> _PROBLEM DESCRIPTION_
All the data below goes into the copy word for word, but the pictures don't.

> _GIVEN INFORMATION_
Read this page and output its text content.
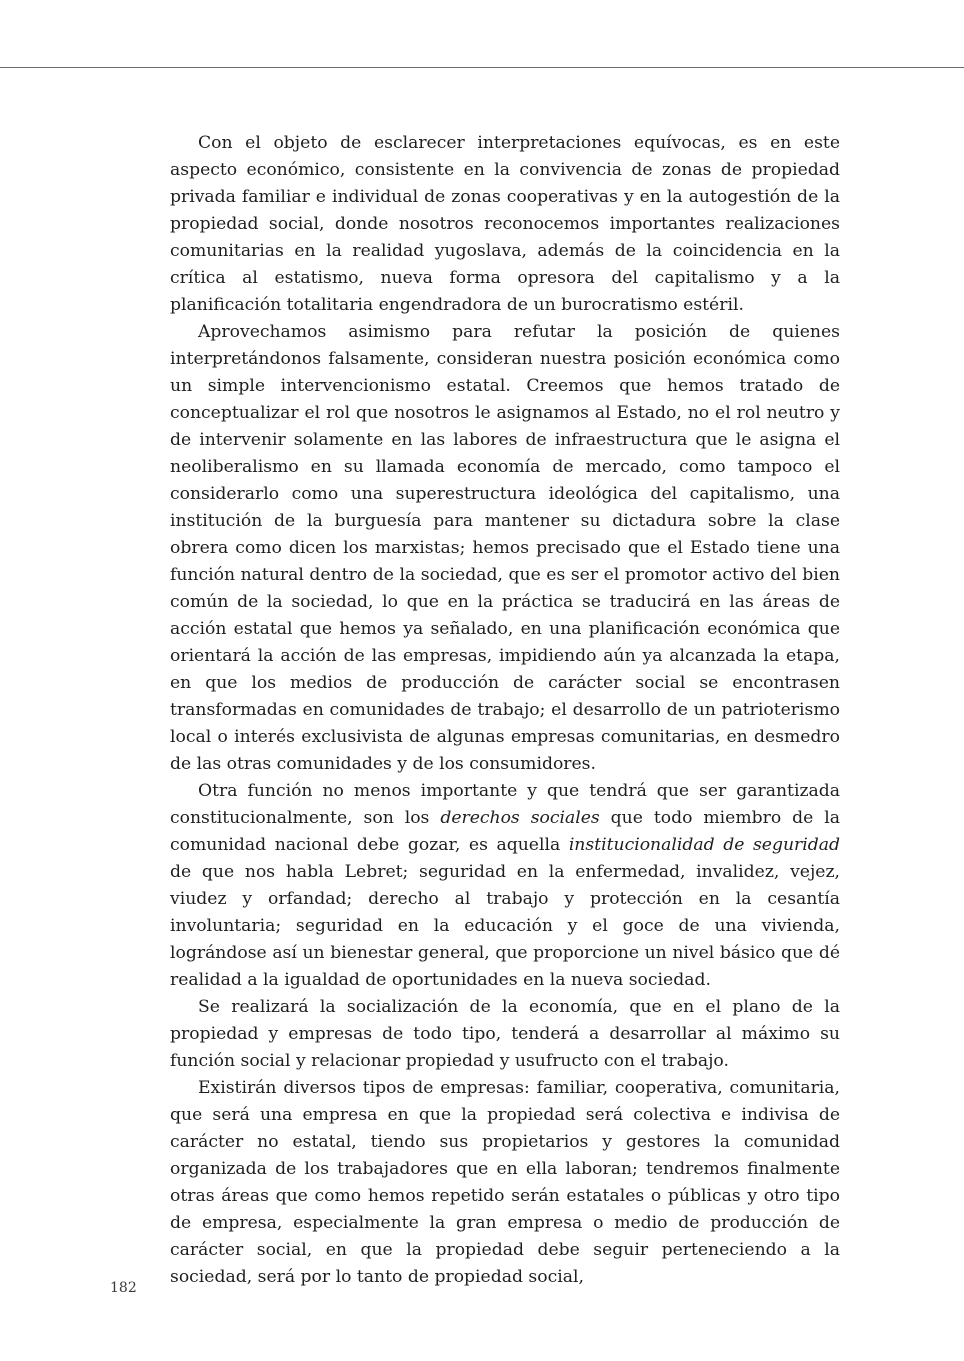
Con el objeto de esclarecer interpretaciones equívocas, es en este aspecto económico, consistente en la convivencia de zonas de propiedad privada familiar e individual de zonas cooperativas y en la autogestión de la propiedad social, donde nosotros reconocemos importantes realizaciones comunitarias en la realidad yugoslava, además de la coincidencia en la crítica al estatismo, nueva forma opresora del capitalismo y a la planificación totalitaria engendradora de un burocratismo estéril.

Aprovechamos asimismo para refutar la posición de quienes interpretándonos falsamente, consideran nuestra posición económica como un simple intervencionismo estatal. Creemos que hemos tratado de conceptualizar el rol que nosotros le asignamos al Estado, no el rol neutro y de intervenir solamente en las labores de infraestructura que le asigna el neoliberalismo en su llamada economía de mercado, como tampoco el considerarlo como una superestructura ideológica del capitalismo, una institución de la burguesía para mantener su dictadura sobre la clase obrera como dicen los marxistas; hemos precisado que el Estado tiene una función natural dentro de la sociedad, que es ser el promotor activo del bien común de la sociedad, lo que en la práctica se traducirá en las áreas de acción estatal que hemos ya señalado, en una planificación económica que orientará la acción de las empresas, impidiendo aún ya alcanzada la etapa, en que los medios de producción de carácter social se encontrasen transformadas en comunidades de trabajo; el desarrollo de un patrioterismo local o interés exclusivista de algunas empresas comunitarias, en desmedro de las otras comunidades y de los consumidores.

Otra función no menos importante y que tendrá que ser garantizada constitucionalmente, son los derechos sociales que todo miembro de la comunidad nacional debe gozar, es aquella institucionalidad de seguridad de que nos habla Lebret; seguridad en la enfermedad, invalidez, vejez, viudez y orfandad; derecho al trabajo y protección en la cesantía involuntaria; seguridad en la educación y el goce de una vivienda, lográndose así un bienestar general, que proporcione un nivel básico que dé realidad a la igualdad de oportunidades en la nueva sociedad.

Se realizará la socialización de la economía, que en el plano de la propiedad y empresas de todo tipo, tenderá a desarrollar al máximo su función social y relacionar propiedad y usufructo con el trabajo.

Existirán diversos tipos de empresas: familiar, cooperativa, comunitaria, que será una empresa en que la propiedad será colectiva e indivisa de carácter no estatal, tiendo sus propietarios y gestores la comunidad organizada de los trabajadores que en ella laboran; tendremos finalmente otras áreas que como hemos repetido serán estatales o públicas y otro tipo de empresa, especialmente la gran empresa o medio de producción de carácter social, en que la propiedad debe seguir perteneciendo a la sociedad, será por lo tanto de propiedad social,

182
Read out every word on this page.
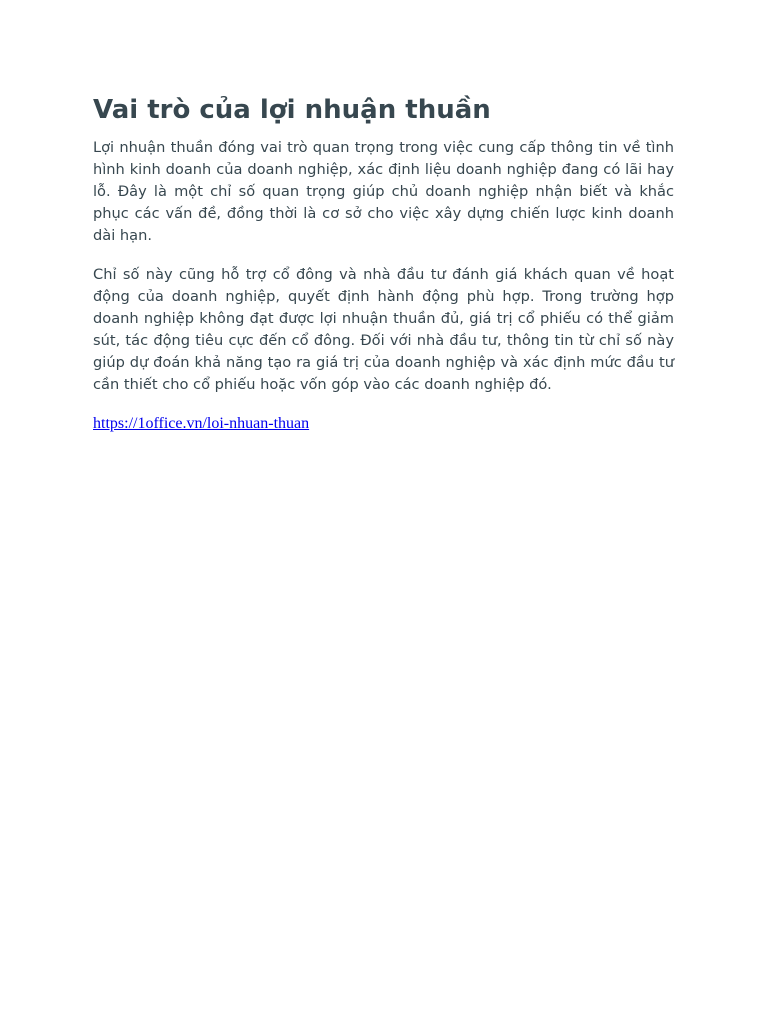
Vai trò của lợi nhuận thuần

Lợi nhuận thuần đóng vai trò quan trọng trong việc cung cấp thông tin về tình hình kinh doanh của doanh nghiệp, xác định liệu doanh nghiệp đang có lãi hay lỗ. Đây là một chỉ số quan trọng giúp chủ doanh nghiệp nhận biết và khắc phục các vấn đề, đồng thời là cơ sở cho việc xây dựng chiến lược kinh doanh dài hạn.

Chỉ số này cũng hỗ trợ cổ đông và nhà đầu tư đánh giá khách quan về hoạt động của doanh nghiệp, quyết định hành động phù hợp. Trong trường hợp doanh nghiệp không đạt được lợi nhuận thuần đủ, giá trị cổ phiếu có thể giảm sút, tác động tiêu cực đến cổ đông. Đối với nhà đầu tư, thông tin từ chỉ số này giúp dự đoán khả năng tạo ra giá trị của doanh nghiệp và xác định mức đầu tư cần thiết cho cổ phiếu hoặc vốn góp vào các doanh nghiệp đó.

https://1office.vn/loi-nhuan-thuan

> _SOLUTION TO THIS TASK_
Read this page and output its text content.
Con el objeto de esclarecer interpretaciones equívocas, es en este aspecto económico, consistente en la convivencia de zonas de propiedad privada familiar e individual de zonas cooperativas y en la autogestión de la propiedad social, donde nosotros reconocemos importantes realizaciones comunitarias en la realidad yugoslava, además de la coincidencia en la crítica al estatismo, nueva forma opresora del capitalismo y a la planificación totalitaria engendradora de un burocratismo estéril.

Aprovechamos asimismo para refutar la posición de quienes interpretándonos falsamente, consideran nuestra posición económica como un simple intervencionismo estatal. Creemos que hemos tratado de conceptualizar el rol que nosotros le asignamos al Estado, no el rol neutro y de intervenir solamente en las labores de infraestructura que le asigna el neoliberalismo en su llamada economía de mercado, como tampoco el considerarlo como una superestructura ideológica del capitalismo, una institución de la burguesía para mantener su dictadura sobre la clase obrera como dicen los marxistas; hemos precisado que el Estado tiene una función natural dentro de la sociedad, que es ser el promotor activo del bien común de la sociedad, lo que en la práctica se traducirá en las áreas de acción estatal que hemos ya señalado, en una planificación económica que orientará la acción de las empresas, impidiendo aún ya alcanzada la etapa, en que los medios de producción de carácter social se encontrasen transformadas en comunidades de trabajo; el desarrollo de un patrioterismo local o interés exclusivista de algunas empresas comunitarias, en desmedro de las otras comunidades y de los consumidores.

Otra función no menos importante y que tendrá que ser garantizada constitucionalmente, son los derechos sociales que todo miembro de la comunidad nacional debe gozar, es aquella institucionalidad de seguridad de que nos habla Lebret; seguridad en la enfermedad, invalidez, vejez, viudez y orfandad; derecho al trabajo y protección en la cesantía involuntaria; seguridad en la educación y el goce de una vivienda, lográndose así un bienestar general, que proporcione un nivel básico que dé realidad a la igualdad de oportunidades en la nueva sociedad.

Se realizará la socialización de la economía, que en el plano de la propiedad y empresas de todo tipo, tenderá a desarrollar al máximo su función social y relacionar propiedad y usufructo con el trabajo.

Existirán diversos tipos de empresas: familiar, cooperativa, comunitaria, que será una empresa en que la propiedad será colectiva e indivisa de carácter no estatal, tiendo sus propietarios y gestores la comunidad organizada de los trabajadores que en ella laboran; tendremos finalmente otras áreas que como hemos repetido serán estatales o públicas y otro tipo de empresa, especialmente la gran empresa o medio de producción de carácter social, en que la propiedad debe seguir perteneciendo a la sociedad, será por lo tanto de propiedad social,

182
Read out every word on this page.
Vai trò của lợi nhuận thuần

Lợi nhuận thuần đóng vai trò quan trọng trong việc cung cấp thông tin về tình hình kinh doanh của doanh nghiệp, xác định liệu doanh nghiệp đang có lãi hay lỗ. Đây là một chỉ số quan trọng giúp chủ doanh nghiệp nhận biết và khắc phục các vấn đề, đồng thời là cơ sở cho việc xây dựng chiến lược kinh doanh dài hạn.

Chỉ số này cũng hỗ trợ cổ đông và nhà đầu tư đánh giá khách quan về hoạt động của doanh nghiệp, quyết định hành động phù hợp. Trong trường hợp doanh nghiệp không đạt được lợi nhuận thuần đủ, giá trị cổ phiếu có thể giảm sút, tác động tiêu cực đến cổ đông. Đối với nhà đầu tư, thông tin từ chỉ số này giúp dự đoán khả năng tạo ra giá trị của doanh nghiệp và xác định mức đầu tư cần thiết cho cổ phiếu hoặc vốn góp vào các doanh nghiệp đó.

https://1office.vn/loi-nhuan-thuan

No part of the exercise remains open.